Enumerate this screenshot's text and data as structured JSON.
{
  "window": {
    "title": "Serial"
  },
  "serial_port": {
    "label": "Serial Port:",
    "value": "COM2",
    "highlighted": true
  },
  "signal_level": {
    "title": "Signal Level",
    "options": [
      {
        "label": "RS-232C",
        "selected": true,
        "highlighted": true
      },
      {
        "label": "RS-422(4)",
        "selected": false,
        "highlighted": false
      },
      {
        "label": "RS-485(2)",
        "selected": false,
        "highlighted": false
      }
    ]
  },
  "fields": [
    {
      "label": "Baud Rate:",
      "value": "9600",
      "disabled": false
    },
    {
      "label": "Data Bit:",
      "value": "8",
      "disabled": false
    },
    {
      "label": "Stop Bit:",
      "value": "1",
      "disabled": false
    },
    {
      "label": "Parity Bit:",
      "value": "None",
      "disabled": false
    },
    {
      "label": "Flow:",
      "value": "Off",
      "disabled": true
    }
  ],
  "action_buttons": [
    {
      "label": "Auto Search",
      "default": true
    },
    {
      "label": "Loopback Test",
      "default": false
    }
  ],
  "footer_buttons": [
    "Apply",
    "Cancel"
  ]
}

_DIRECTIVE_: Report each line in the data that holds the word "true".

_EXERCISE RESULT_:
    "highlighted": true
        "selected": true,
        "highlighted": true
      "disabled": true
      "default": true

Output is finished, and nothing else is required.